-- START --
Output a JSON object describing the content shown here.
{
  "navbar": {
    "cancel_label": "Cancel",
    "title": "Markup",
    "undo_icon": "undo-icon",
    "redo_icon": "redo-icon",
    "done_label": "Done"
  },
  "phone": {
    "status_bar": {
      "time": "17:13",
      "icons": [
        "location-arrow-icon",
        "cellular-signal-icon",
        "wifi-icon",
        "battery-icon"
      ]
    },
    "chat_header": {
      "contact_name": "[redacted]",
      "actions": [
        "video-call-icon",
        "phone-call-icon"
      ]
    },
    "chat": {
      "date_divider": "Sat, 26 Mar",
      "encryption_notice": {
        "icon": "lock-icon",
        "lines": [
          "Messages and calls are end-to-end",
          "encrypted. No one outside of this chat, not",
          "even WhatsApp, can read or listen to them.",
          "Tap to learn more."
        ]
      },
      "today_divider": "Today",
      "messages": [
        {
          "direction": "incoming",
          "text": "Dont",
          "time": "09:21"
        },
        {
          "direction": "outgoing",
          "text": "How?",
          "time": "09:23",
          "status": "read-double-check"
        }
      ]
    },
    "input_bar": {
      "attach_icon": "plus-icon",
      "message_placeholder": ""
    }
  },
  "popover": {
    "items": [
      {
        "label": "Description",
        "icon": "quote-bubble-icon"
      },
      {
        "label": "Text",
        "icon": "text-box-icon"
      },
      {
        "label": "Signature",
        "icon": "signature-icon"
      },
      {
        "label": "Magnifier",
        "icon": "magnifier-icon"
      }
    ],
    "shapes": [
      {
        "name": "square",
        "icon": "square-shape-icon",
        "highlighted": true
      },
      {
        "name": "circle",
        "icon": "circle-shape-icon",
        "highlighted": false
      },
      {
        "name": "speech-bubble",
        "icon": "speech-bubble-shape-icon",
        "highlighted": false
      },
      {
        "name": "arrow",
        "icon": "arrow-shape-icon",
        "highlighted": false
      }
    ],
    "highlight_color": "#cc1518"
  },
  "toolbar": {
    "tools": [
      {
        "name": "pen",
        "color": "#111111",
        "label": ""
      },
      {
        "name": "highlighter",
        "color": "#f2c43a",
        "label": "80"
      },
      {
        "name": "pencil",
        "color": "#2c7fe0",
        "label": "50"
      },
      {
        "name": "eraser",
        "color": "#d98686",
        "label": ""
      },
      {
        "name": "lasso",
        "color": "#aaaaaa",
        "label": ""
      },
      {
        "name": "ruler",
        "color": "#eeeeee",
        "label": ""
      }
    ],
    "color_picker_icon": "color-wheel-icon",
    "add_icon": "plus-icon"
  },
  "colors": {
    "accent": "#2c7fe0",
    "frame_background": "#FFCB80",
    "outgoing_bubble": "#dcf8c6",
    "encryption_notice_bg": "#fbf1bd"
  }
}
-- END --
WRITTEN EXERCISE »
Pick out the lines that have the word "read". Copy them all.

REPLY TO THE TASK »
          "even WhatsApp, can read or listen to them.",
          "status": "read-double-check"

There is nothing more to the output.